- _YOUR GOAL_
Retype each record below word for word. Leave the pictures out.

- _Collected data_
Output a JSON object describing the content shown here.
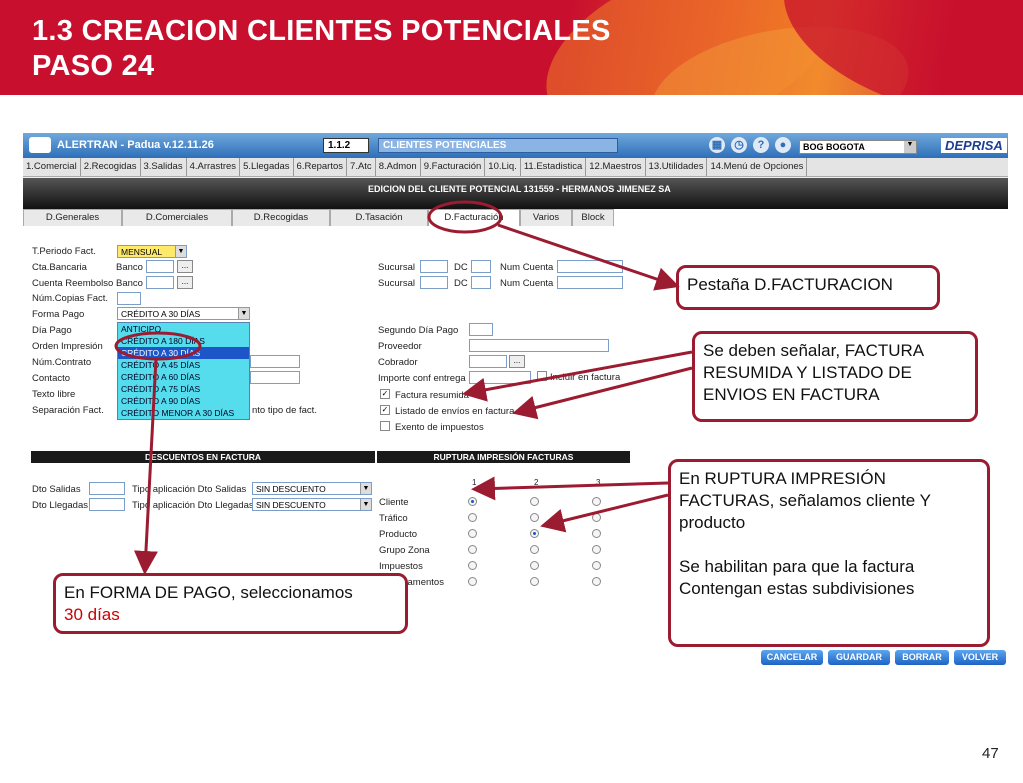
{
  "slide": {
    "title_line1": "1.3 CREACION CLIENTES POTENCIALES",
    "title_line2": "PASO 24",
    "page_number": "47"
  },
  "app": {
    "name": "ALERTRAN - Padua  v.12.11.26",
    "code": "1.1.2",
    "module": "CLIENTES POTENCIALES",
    "city": "BOG BOGOTA",
    "brand": "DEPRISA",
    "menu": [
      "1.Comercial",
      "2.Recogidas",
      "3.Salidas",
      "4.Arrastres",
      "5.Llegadas",
      "6.Repartos",
      "7.Atc",
      "8.Admon",
      "9.Facturación",
      "10.Liq.",
      "11.Estadistica",
      "12.Maestros",
      "13.Utilidades",
      "14.Menú de Opciones"
    ],
    "edit_title": "EDICION DEL CLIENTE POTENCIAL 131559 - HERMANOS JIMENEZ SA",
    "tabs": [
      "D.Generales",
      "D.Comerciales",
      "D.Recogidas",
      "D.Tasación",
      "D.Facturación",
      "Varios",
      "Block"
    ]
  },
  "form": {
    "periodo_label": "T.Periodo Fact.",
    "periodo_value": "MENSUAL",
    "cta_bancaria_label": "Cta.Bancaria",
    "cuenta_reembolso_label": "Cuenta Reembolso",
    "banco_label": "Banco",
    "copias_label": "Núm.Copias Fact.",
    "forma_pago_label": "Forma Pago",
    "forma_pago_value": "CRÉDITO A 30 DÍAS",
    "forma_pago_options": [
      "ANTICIPO",
      "CRÉDITO A 180 DÍAS",
      "CRÉDITO A 30 DÍAS",
      "CRÉDITO A 45 DÍAS",
      "CRÉDITO A 60 DÍAS",
      "CRÉDITO A 75 DÍAS",
      "CRÉDITO A 90 DÍAS",
      "CRÉDITO MENOR A 30 DÍAS"
    ],
    "dia_pago_label": "Día Pago",
    "orden_impresion_label": "Orden Impresión",
    "num_contrato_label": "Núm.Contrato",
    "contacto_label": "Contacto",
    "texto_libre_label": "Texto libre",
    "separacion_label": "Separación Fact.",
    "separacion_tail": "nto tipo de fact.",
    "sucursal_label": "Sucursal",
    "dc_label": "DC",
    "num_cuenta_label": "Num Cuenta",
    "segundo_dia_label": "Segundo Día Pago",
    "proveedor_label": "Proveedor",
    "cobrador_label": "Cobrador",
    "importe_label": "Importe conf entrega",
    "incluir_label": "Incluir en factura",
    "factura_resumida_label": "Factura resumida",
    "listado_envios_label": "Listado de envíos en factura",
    "exento_label": "Exento de impuestos",
    "descuentos_title": "DESCUENTOS EN FACTURA",
    "ruptura_title": "RUPTURA IMPRESIÓN FACTURAS",
    "dto_salidas_label": "Dto Salidas",
    "dto_llegadas_label": "Dto Llegadas",
    "tipo_salidas_label": "Tipo aplicación Dto Salidas",
    "tipo_llegadas_label": "Tipo aplicación Dto Llegadas",
    "sin_descuento": "SIN DESCUENTO",
    "ruptura_cols": [
      "1",
      "2",
      "3"
    ],
    "ruptura_rows": [
      "Cliente",
      "Tráfico",
      "Producto",
      "Grupo Zona",
      "Impuestos",
      "Departamentos"
    ],
    "buttons": {
      "cancelar": "CANCELAR",
      "guardar": "GUARDAR",
      "borrar": "BORRAR",
      "volver": "VOLVER"
    }
  },
  "callouts": {
    "pestana": "Pestaña D.FACTURACION",
    "factura_resumida": "Se deben señalar, FACTURA RESUMIDA Y LISTADO DE ENVIOS EN FACTURA",
    "ruptura_line1": "En RUPTURA IMPRESIÓN FACTURAS, señalamos cliente Y producto",
    "ruptura_line2": "Se habilitan para que la factura Contengan estas subdivisiones",
    "forma_pago_line1": "En FORMA DE PAGO, seleccionamos",
    "forma_pago_line2": "30 días"
  },
  "colors": {
    "banner_red": "#c8102e",
    "annotation": "#9b1b30",
    "app_blue": "#2e6fb8"
  }
}
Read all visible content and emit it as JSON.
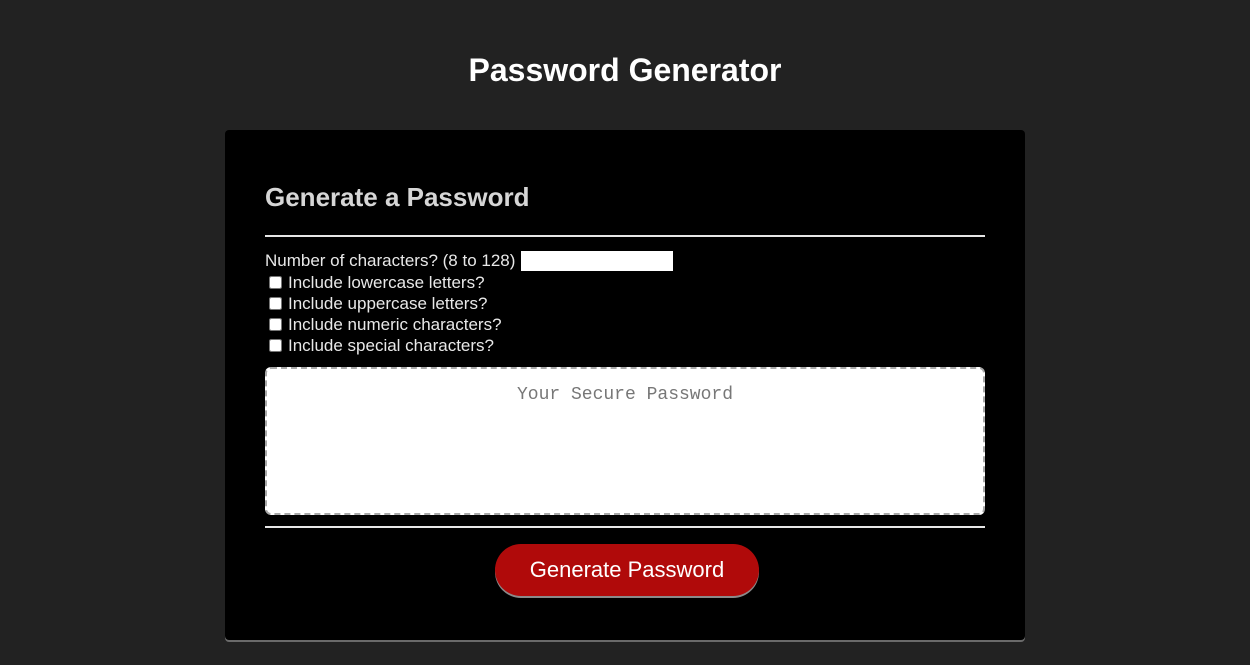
{
  "page": {
    "title": "Password Generator"
  },
  "card": {
    "title": "Generate a Password",
    "length_label": "Number of characters? (8 to 128)",
    "length_value": "",
    "options": [
      {
        "label": "Include lowercase letters?",
        "checked": false
      },
      {
        "label": "Include uppercase letters?",
        "checked": false
      },
      {
        "label": "Include numeric characters?",
        "checked": false
      },
      {
        "label": "Include special characters?",
        "checked": false
      }
    ],
    "password_placeholder": "Your Secure Password",
    "password_value": "",
    "generate_label": "Generate Password"
  },
  "colors": {
    "background": "#222222",
    "card": "#000000",
    "accent": "#b00a0a"
  }
}
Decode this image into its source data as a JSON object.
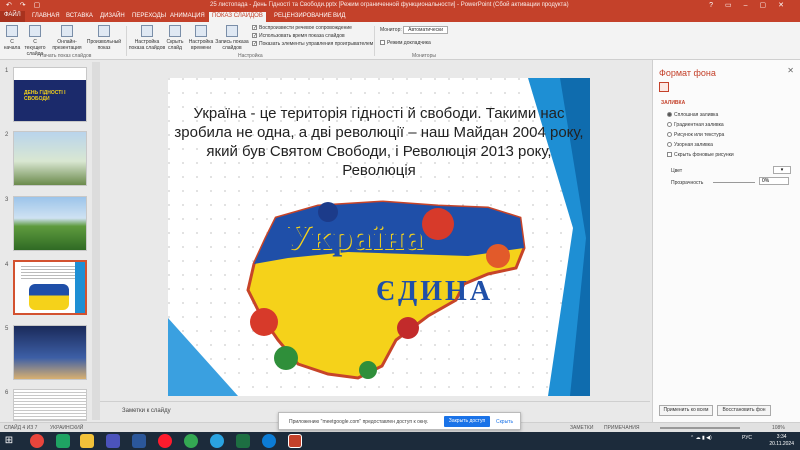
{
  "window": {
    "title": "25 листопада - День Гідності та Свободи.pptx [Режим ограниченной функциональности] - PowerPoint (Сбой активации продукта)",
    "quick_access": "↶ ↷ ▢"
  },
  "tabs": [
    "ФАЙЛ",
    "ГЛАВНАЯ",
    "ВСТАВКА",
    "ДИЗАЙН",
    "ПЕРЕХОДЫ",
    "АНИМАЦИЯ",
    "ПОКАЗ СЛАЙДОВ",
    "РЕЦЕНЗИРОВАНИЕ",
    "ВИД"
  ],
  "active_tab_index": 6,
  "ribbon": {
    "buttons": [
      "С начала",
      "С текущего слайда",
      "Онлайн-презентация",
      "Произвольный показ",
      "Настройка показа слайдов",
      "Скрыть слайд",
      "Настройка времени",
      "Запись показа слайдов"
    ],
    "checkboxes": [
      "Воспроизвести речевое сопровождение",
      "Использовать время показа слайдов",
      "Показать элементы управления проигрывателем"
    ],
    "monitor_label": "Монитор:",
    "monitor_value": "Автоматически",
    "presenter_view": "Режим докладчика",
    "groups": [
      "Начать показ слайдов",
      "Настройка",
      "Мониторы"
    ]
  },
  "thumbnails": [
    {
      "num": "1",
      "label": "ДЕНЬ ГІДНОСТІ І СВОБОДИ"
    },
    {
      "num": "2",
      "label": ""
    },
    {
      "num": "3",
      "label": ""
    },
    {
      "num": "4",
      "label": "Україна єдина"
    },
    {
      "num": "5",
      "label": ""
    },
    {
      "num": "6",
      "label": ""
    }
  ],
  "slide": {
    "text": "Україна - це територія гідності й свободи. Такими нас зробила не одна, а дві революції – наш Майдан 2004 року, який був Святом Свободи, і Революція 2013 року, Революція",
    "map_word1": "Україна",
    "map_word2": "ЄДИНА"
  },
  "notes_placeholder": "Заметки к слайду",
  "format_panel": {
    "title": "Формат фона",
    "section": "ЗАЛИВКА",
    "options": [
      "Сплошная заливка",
      "Градиентная заливка",
      "Рисунок или текстура",
      "Узорная заливка",
      "Скрыть фоновые рисунки"
    ],
    "color_label": "Цвет",
    "transparency_label": "Прозрачность",
    "transparency_value": "0%",
    "apply_all": "Применить ко всем",
    "reset_bg": "Восстановить фон"
  },
  "statusbar": {
    "slide_info": "СЛАЙД 4 ИЗ 7",
    "lang": "УКРАИНСКИЙ",
    "notes": "ЗАМЕТКИ",
    "comments": "ПРИМЕЧАНИЯ",
    "zoom": "108%"
  },
  "infobar": {
    "message": "Приложению \"meetgoogle.com\" предоставлен доступ к окну.",
    "open_button": "Закрыть доступ",
    "hide_link": "Скрыть"
  },
  "taskbar": {
    "lang": "РУС",
    "time": "3:34",
    "date": "20.11.2024"
  },
  "colors": {
    "accent": "#c4412a",
    "slide_blue": "#1e8fd4",
    "ukraine_yellow": "#f5d21a",
    "ukraine_blue": "#1f4fa8"
  }
}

- _FINISHED TASK_
Output a JSON object describing the content shown here.
{
  "slide": {
    "title_line1": "1.3 CREACION CLIENTES POTENCIALES",
    "title_line2": "PASO 24",
    "page_number": "47"
  },
  "app": {
    "name": "ALERTRAN - Padua  v.12.11.26",
    "code": "1.1.2",
    "module": "CLIENTES POTENCIALES",
    "city": "BOG BOGOTA",
    "brand": "DEPRISA",
    "menu": [
      "1.Comercial",
      "2.Recogidas",
      "3.Salidas",
      "4.Arrastres",
      "5.Llegadas",
      "6.Repartos",
      "7.Atc",
      "8.Admon",
      "9.Facturación",
      "10.Liq.",
      "11.Estadistica",
      "12.Maestros",
      "13.Utilidades",
      "14.Menú de Opciones"
    ],
    "edit_title": "EDICION DEL CLIENTE POTENCIAL 131559 - HERMANOS JIMENEZ SA",
    "tabs": [
      "D.Generales",
      "D.Comerciales",
      "D.Recogidas",
      "D.Tasación",
      "D.Facturación",
      "Varios",
      "Block"
    ]
  },
  "form": {
    "periodo_label": "T.Periodo Fact.",
    "periodo_value": "MENSUAL",
    "cta_bancaria_label": "Cta.Bancaria",
    "cuenta_reembolso_label": "Cuenta Reembolso",
    "banco_label": "Banco",
    "copias_label": "Núm.Copias Fact.",
    "forma_pago_label": "Forma Pago",
    "forma_pago_value": "CRÉDITO A 30 DÍAS",
    "forma_pago_options": [
      "ANTICIPO",
      "CRÉDITO A 180 DÍAS",
      "CRÉDITO A 30 DÍAS",
      "CRÉDITO A 45 DÍAS",
      "CRÉDITO A 60 DÍAS",
      "CRÉDITO A 75 DÍAS",
      "CRÉDITO A 90 DÍAS",
      "CRÉDITO MENOR A 30 DÍAS"
    ],
    "dia_pago_label": "Día Pago",
    "orden_impresion_label": "Orden Impresión",
    "num_contrato_label": "Núm.Contrato",
    "contacto_label": "Contacto",
    "texto_libre_label": "Texto libre",
    "separacion_label": "Separación Fact.",
    "separacion_tail": "nto tipo de fact.",
    "sucursal_label": "Sucursal",
    "dc_label": "DC",
    "num_cuenta_label": "Num Cuenta",
    "segundo_dia_label": "Segundo Día Pago",
    "proveedor_label": "Proveedor",
    "cobrador_label": "Cobrador",
    "importe_label": "Importe conf entrega",
    "incluir_label": "Incluir en factura",
    "factura_resumida_label": "Factura resumida",
    "listado_envios_label": "Listado de envíos en factura",
    "exento_label": "Exento de impuestos",
    "descuentos_title": "DESCUENTOS EN FACTURA",
    "ruptura_title": "RUPTURA IMPRESIÓN FACTURAS",
    "dto_salidas_label": "Dto Salidas",
    "dto_llegadas_label": "Dto Llegadas",
    "tipo_salidas_label": "Tipo aplicación Dto Salidas",
    "tipo_llegadas_label": "Tipo aplicación Dto Llegadas",
    "sin_descuento": "SIN DESCUENTO",
    "ruptura_cols": [
      "1",
      "2",
      "3"
    ],
    "ruptura_rows": [
      "Cliente",
      "Tráfico",
      "Producto",
      "Grupo Zona",
      "Impuestos",
      "Departamentos"
    ],
    "buttons": {
      "cancelar": "CANCELAR",
      "guardar": "GUARDAR",
      "borrar": "BORRAR",
      "volver": "VOLVER"
    }
  },
  "callouts": {
    "pestana": "Pestaña D.FACTURACION",
    "factura_resumida": "Se deben señalar, FACTURA RESUMIDA Y LISTADO DE ENVIOS EN FACTURA",
    "ruptura_line1": "En RUPTURA IMPRESIÓN FACTURAS, señalamos cliente Y producto",
    "ruptura_line2": "Se habilitan para que la factura Contengan estas subdivisiones",
    "forma_pago_line1": "En FORMA DE PAGO, seleccionamos",
    "forma_pago_line2": "30 días"
  },
  "colors": {
    "banner_red": "#c8102e",
    "annotation": "#9b1b30",
    "app_blue": "#2e6fb8"
  }
}
Read all visible content and emit it as JSON.
{
  "page": {
    "title": "Password Generator"
  },
  "card": {
    "title": "Generate a Password",
    "length_label": "Number of characters? (8 to 128)",
    "length_value": "",
    "options": [
      {
        "label": "Include lowercase letters?",
        "checked": false
      },
      {
        "label": "Include uppercase letters?",
        "checked": false
      },
      {
        "label": "Include numeric characters?",
        "checked": false
      },
      {
        "label": "Include special characters?",
        "checked": false
      }
    ],
    "password_placeholder": "Your Secure Password",
    "password_value": "",
    "generate_label": "Generate Password"
  },
  "colors": {
    "background": "#222222",
    "card": "#000000",
    "accent": "#b00a0a"
  }
}
Decode this image into its source data as a JSON object.
{
  "window": {
    "title": "25 листопада - День Гідності та Свободи.pptx [Режим ограниченной функциональности] - PowerPoint (Сбой активации продукта)",
    "quick_access": "↶ ↷ ▢"
  },
  "tabs": [
    "ФАЙЛ",
    "ГЛАВНАЯ",
    "ВСТАВКА",
    "ДИЗАЙН",
    "ПЕРЕХОДЫ",
    "АНИМАЦИЯ",
    "ПОКАЗ СЛАЙДОВ",
    "РЕЦЕНЗИРОВАНИЕ",
    "ВИД"
  ],
  "active_tab_index": 6,
  "ribbon": {
    "buttons": [
      "С начала",
      "С текущего слайда",
      "Онлайн-презентация",
      "Произвольный показ",
      "Настройка показа слайдов",
      "Скрыть слайд",
      "Настройка времени",
      "Запись показа слайдов"
    ],
    "checkboxes": [
      "Воспроизвести речевое сопровождение",
      "Использовать время показа слайдов",
      "Показать элементы управления проигрывателем"
    ],
    "monitor_label": "Монитор:",
    "monitor_value": "Автоматически",
    "presenter_view": "Режим докладчика",
    "groups": [
      "Начать показ слайдов",
      "Настройка",
      "Мониторы"
    ]
  },
  "thumbnails": [
    {
      "num": "1",
      "label": "ДЕНЬ ГІДНОСТІ І СВОБОДИ"
    },
    {
      "num": "2",
      "label": ""
    },
    {
      "num": "3",
      "label": ""
    },
    {
      "num": "4",
      "label": "Україна єдина"
    },
    {
      "num": "5",
      "label": ""
    },
    {
      "num": "6",
      "label": ""
    }
  ],
  "slide": {
    "text": "Україна - це територія гідності й свободи. Такими нас зробила не одна, а дві революції – наш Майдан 2004 року, який був Святом Свободи, і Революція 2013 року, Революція",
    "map_word1": "Україна",
    "map_word2": "ЄДИНА"
  },
  "notes_placeholder": "Заметки к слайду",
  "format_panel": {
    "title": "Формат фона",
    "section": "ЗАЛИВКА",
    "options": [
      "Сплошная заливка",
      "Градиентная заливка",
      "Рисунок или текстура",
      "Узорная заливка",
      "Скрыть фоновые рисунки"
    ],
    "color_label": "Цвет",
    "transparency_label": "Прозрачность",
    "transparency_value": "0%",
    "apply_all": "Применить ко всем",
    "reset_bg": "Восстановить фон"
  },
  "statusbar": {
    "slide_info": "СЛАЙД 4 ИЗ 7",
    "lang": "УКРАИНСКИЙ",
    "notes": "ЗАМЕТКИ",
    "comments": "ПРИМЕЧАНИЯ",
    "zoom": "108%"
  },
  "infobar": {
    "message": "Приложению \"meetgoogle.com\" предоставлен доступ к окну.",
    "open_button": "Закрыть доступ",
    "hide_link": "Скрыть"
  },
  "taskbar": {
    "lang": "РУС",
    "time": "3:34",
    "date": "20.11.2024"
  },
  "colors": {
    "accent": "#c4412a",
    "slide_blue": "#1e8fd4",
    "ukraine_yellow": "#f5d21a",
    "ukraine_blue": "#1f4fa8"
  }
}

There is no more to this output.